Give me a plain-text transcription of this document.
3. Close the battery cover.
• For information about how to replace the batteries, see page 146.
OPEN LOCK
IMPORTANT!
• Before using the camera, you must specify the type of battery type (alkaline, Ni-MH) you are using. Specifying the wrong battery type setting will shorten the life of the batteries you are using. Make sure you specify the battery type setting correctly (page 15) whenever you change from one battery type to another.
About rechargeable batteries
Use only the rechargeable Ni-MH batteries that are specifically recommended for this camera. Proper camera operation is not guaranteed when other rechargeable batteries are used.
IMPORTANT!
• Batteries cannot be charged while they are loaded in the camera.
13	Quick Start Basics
--
* _Written exercise_
Extract all lines of the records above that include "rechargeable".

* _Answer in full_
About rechargeable batteries
Use only the rechargeable Ni-MH batteries that are specifically recommended for this camera. Proper camera operation is not guaranteed when other rechargeable batteries are used.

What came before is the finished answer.